REQUIREMENTS —
Print the entire listing. Each line must match the original exactly.
------ DATA PROVIDED ------
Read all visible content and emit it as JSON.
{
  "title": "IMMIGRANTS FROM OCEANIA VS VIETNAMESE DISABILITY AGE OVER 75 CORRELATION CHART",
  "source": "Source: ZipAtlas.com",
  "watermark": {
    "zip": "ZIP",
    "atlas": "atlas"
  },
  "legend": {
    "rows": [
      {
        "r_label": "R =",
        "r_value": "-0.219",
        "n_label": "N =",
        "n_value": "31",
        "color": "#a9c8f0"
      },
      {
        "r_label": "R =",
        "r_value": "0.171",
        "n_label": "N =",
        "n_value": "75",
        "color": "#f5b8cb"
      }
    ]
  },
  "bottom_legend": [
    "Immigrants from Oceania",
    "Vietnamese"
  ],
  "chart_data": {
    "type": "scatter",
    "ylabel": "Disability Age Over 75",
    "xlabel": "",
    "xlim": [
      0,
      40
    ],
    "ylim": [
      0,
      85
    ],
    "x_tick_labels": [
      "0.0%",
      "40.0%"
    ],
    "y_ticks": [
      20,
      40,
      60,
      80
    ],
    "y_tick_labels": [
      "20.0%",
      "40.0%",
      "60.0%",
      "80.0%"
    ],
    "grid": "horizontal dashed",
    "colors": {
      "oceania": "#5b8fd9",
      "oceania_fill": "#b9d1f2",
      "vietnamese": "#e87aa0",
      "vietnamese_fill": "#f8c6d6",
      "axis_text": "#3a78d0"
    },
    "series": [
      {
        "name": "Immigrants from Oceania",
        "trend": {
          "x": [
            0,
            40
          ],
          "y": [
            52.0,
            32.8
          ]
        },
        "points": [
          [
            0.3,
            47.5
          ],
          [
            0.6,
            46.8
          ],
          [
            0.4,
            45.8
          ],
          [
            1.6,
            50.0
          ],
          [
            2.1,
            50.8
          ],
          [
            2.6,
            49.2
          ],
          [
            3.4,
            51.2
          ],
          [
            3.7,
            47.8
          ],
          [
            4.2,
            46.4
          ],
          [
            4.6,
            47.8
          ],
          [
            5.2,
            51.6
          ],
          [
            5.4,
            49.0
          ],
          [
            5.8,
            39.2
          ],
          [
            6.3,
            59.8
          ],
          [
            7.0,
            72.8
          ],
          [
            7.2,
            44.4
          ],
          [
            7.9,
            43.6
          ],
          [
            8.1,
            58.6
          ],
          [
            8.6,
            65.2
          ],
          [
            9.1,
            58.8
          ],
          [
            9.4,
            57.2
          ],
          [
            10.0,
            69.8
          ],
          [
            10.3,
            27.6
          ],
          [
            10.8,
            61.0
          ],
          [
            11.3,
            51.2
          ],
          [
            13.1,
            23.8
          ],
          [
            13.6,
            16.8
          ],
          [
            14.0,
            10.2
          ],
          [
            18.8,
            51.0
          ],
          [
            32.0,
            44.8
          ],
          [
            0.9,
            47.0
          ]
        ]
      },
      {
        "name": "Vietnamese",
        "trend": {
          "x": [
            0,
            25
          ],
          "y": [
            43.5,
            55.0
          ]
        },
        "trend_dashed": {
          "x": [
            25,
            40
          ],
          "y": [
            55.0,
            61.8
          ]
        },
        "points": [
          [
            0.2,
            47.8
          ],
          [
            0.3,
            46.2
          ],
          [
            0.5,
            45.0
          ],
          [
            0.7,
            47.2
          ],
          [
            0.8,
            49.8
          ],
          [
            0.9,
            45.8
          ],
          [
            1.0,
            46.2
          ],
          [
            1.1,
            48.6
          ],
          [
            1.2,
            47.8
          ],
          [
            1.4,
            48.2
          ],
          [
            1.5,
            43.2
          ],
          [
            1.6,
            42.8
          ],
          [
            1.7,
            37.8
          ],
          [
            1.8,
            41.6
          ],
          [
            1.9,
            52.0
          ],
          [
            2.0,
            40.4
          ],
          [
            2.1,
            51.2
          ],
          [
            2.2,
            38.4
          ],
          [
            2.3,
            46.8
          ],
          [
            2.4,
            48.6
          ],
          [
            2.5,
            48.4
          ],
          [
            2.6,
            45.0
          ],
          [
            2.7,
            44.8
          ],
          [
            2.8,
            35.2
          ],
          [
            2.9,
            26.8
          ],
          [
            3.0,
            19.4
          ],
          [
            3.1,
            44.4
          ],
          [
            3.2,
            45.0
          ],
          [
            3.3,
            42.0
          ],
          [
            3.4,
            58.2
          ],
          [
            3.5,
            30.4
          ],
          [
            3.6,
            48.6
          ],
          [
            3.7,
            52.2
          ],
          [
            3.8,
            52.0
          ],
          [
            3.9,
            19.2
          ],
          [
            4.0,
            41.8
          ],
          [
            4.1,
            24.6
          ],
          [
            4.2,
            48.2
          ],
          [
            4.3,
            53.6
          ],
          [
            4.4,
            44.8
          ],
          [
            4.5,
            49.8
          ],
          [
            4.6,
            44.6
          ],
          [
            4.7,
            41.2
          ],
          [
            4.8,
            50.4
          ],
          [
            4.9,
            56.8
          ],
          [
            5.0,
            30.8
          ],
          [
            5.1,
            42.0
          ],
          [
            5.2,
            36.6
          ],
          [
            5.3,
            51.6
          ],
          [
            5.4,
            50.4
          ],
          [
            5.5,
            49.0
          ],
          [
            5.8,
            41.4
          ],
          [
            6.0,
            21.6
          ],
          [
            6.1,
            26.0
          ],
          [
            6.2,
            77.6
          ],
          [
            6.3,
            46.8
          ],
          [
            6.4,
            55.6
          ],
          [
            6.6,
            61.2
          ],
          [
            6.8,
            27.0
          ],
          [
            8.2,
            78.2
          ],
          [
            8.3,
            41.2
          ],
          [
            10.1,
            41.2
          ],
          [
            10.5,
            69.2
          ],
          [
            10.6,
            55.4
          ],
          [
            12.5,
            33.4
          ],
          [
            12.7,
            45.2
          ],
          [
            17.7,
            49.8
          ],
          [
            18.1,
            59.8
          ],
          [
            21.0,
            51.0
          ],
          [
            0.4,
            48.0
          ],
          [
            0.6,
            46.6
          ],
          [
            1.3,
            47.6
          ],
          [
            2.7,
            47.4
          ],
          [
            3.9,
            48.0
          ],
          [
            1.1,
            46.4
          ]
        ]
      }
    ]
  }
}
------
TASK OUTPUT —
Read all visible content and emit it as JSON.
{
  "title": "IMMIGRANTS FROM OCEANIA VS VIETNAMESE DISABILITY AGE OVER 75 CORRELATION CHART",
  "source": "Source: ZipAtlas.com",
  "watermark": {
    "zip": "ZIP",
    "atlas": "atlas"
  },
  "legend": {
    "rows": [
      {
        "r_label": "R =",
        "r_value": "-0.219",
        "n_label": "N =",
        "n_value": "31",
        "color": "#a9c8f0"
      },
      {
        "r_label": "R =",
        "r_value": "0.171",
        "n_label": "N =",
        "n_value": "75",
        "color": "#f5b8cb"
      }
    ]
  },
  "bottom_legend": [
    "Immigrants from Oceania",
    "Vietnamese"
  ],
  "chart_data": {
    "type": "scatter",
    "ylabel": "Disability Age Over 75",
    "xlabel": "",
    "xlim": [
      0,
      40
    ],
    "ylim": [
      0,
      85
    ],
    "x_tick_labels": [
      "0.0%",
      "40.0%"
    ],
    "y_ticks": [
      20,
      40,
      60,
      80
    ],
    "y_tick_labels": [
      "20.0%",
      "40.0%",
      "60.0%",
      "80.0%"
    ],
    "grid": "horizontal dashed",
    "colors": {
      "oceania": "#5b8fd9",
      "oceania_fill": "#b9d1f2",
      "vietnamese": "#e87aa0",
      "vietnamese_fill": "#f8c6d6",
      "axis_text": "#3a78d0"
    },
    "series": [
      {
        "name": "Immigrants from Oceania",
        "trend": {
          "x": [
            0,
            40
          ],
          "y": [
            52.0,
            32.8
          ]
        },
        "points": [
          [
            0.3,
            47.5
          ],
          [
            0.6,
            46.8
          ],
          [
            0.4,
            45.8
          ],
          [
            1.6,
            50.0
          ],
          [
            2.1,
            50.8
          ],
          [
            2.6,
            49.2
          ],
          [
            3.4,
            51.2
          ],
          [
            3.7,
            47.8
          ],
          [
            4.2,
            46.4
          ],
          [
            4.6,
            47.8
          ],
          [
            5.2,
            51.6
          ],
          [
            5.4,
            49.0
          ],
          [
            5.8,
            39.2
          ],
          [
            6.3,
            59.8
          ],
          [
            7.0,
            72.8
          ],
          [
            7.2,
            44.4
          ],
          [
            7.9,
            43.6
          ],
          [
            8.1,
            58.6
          ],
          [
            8.6,
            65.2
          ],
          [
            9.1,
            58.8
          ],
          [
            9.4,
            57.2
          ],
          [
            10.0,
            69.8
          ],
          [
            10.3,
            27.6
          ],
          [
            10.8,
            61.0
          ],
          [
            11.3,
            51.2
          ],
          [
            13.1,
            23.8
          ],
          [
            13.6,
            16.8
          ],
          [
            14.0,
            10.2
          ],
          [
            18.8,
            51.0
          ],
          [
            32.0,
            44.8
          ],
          [
            0.9,
            47.0
          ]
        ]
      },
      {
        "name": "Vietnamese",
        "trend": {
          "x": [
            0,
            25
          ],
          "y": [
            43.5,
            55.0
          ]
        },
        "trend_dashed": {
          "x": [
            25,
            40
          ],
          "y": [
            55.0,
            61.8
          ]
        },
        "points": [
          [
            0.2,
            47.8
          ],
          [
            0.3,
            46.2
          ],
          [
            0.5,
            45.0
          ],
          [
            0.7,
            47.2
          ],
          [
            0.8,
            49.8
          ],
          [
            0.9,
            45.8
          ],
          [
            1.0,
            46.2
          ],
          [
            1.1,
            48.6
          ],
          [
            1.2,
            47.8
          ],
          [
            1.4,
            48.2
          ],
          [
            1.5,
            43.2
          ],
          [
            1.6,
            42.8
          ],
          [
            1.7,
            37.8
          ],
          [
            1.8,
            41.6
          ],
          [
            1.9,
            52.0
          ],
          [
            2.0,
            40.4
          ],
          [
            2.1,
            51.2
          ],
          [
            2.2,
            38.4
          ],
          [
            2.3,
            46.8
          ],
          [
            2.4,
            48.6
          ],
          [
            2.5,
            48.4
          ],
          [
            2.6,
            45.0
          ],
          [
            2.7,
            44.8
          ],
          [
            2.8,
            35.2
          ],
          [
            2.9,
            26.8
          ],
          [
            3.0,
            19.4
          ],
          [
            3.1,
            44.4
          ],
          [
            3.2,
            45.0
          ],
          [
            3.3,
            42.0
          ],
          [
            3.4,
            58.2
          ],
          [
            3.5,
            30.4
          ],
          [
            3.6,
            48.6
          ],
          [
            3.7,
            52.2
          ],
          [
            3.8,
            52.0
          ],
          [
            3.9,
            19.2
          ],
          [
            4.0,
            41.8
          ],
          [
            4.1,
            24.6
          ],
          [
            4.2,
            48.2
          ],
          [
            4.3,
            53.6
          ],
          [
            4.4,
            44.8
          ],
          [
            4.5,
            49.8
          ],
          [
            4.6,
            44.6
          ],
          [
            4.7,
            41.2
          ],
          [
            4.8,
            50.4
          ],
          [
            4.9,
            56.8
          ],
          [
            5.0,
            30.8
          ],
          [
            5.1,
            42.0
          ],
          [
            5.2,
            36.6
          ],
          [
            5.3,
            51.6
          ],
          [
            5.4,
            50.4
          ],
          [
            5.5,
            49.0
          ],
          [
            5.8,
            41.4
          ],
          [
            6.0,
            21.6
          ],
          [
            6.1,
            26.0
          ],
          [
            6.2,
            77.6
          ],
          [
            6.3,
            46.8
          ],
          [
            6.4,
            55.6
          ],
          [
            6.6,
            61.2
          ],
          [
            6.8,
            27.0
          ],
          [
            8.2,
            78.2
          ],
          [
            8.3,
            41.2
          ],
          [
            10.1,
            41.2
          ],
          [
            10.5,
            69.2
          ],
          [
            10.6,
            55.4
          ],
          [
            12.5,
            33.4
          ],
          [
            12.7,
            45.2
          ],
          [
            17.7,
            49.8
          ],
          [
            18.1,
            59.8
          ],
          [
            21.0,
            51.0
          ],
          [
            0.4,
            48.0
          ],
          [
            0.6,
            46.6
          ],
          [
            1.3,
            47.6
          ],
          [
            2.7,
            47.4
          ],
          [
            3.9,
            48.0
          ],
          [
            1.1,
            46.4
          ]
        ]
      }
    ]
  }
}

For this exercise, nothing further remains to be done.